Begin

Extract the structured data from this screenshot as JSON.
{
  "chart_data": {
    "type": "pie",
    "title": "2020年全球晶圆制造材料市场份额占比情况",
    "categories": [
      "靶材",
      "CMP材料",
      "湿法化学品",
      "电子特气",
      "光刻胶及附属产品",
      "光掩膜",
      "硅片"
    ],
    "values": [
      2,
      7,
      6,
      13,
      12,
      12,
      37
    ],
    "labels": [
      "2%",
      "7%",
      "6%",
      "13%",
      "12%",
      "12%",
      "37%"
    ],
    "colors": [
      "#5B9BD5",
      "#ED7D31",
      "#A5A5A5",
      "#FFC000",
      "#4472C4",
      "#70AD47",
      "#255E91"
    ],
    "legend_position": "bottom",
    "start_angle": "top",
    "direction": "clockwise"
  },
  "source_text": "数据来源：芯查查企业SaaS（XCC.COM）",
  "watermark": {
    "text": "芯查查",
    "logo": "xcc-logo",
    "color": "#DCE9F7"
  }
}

End

> _WHAT TO WORK ON_:
Return the lines above exactly, keeping every word.

> _WORKED SOLUTION_:
Extract the structured data from this screenshot as JSON.
{
  "chart_data": {
    "type": "pie",
    "title": "2020年全球晶圆制造材料市场份额占比情况",
    "categories": [
      "靶材",
      "CMP材料",
      "湿法化学品",
      "电子特气",
      "光刻胶及附属产品",
      "光掩膜",
      "硅片"
    ],
    "values": [
      2,
      7,
      6,
      13,
      12,
      12,
      37
    ],
    "labels": [
      "2%",
      "7%",
      "6%",
      "13%",
      "12%",
      "12%",
      "37%"
    ],
    "colors": [
      "#5B9BD5",
      "#ED7D31",
      "#A5A5A5",
      "#FFC000",
      "#4472C4",
      "#70AD47",
      "#255E91"
    ],
    "legend_position": "bottom",
    "start_angle": "top",
    "direction": "clockwise"
  },
  "source_text": "数据来源：芯查查企业SaaS（XCC.COM）",
  "watermark": {
    "text": "芯查查",
    "logo": "xcc-logo",
    "color": "#DCE9F7"
  }
}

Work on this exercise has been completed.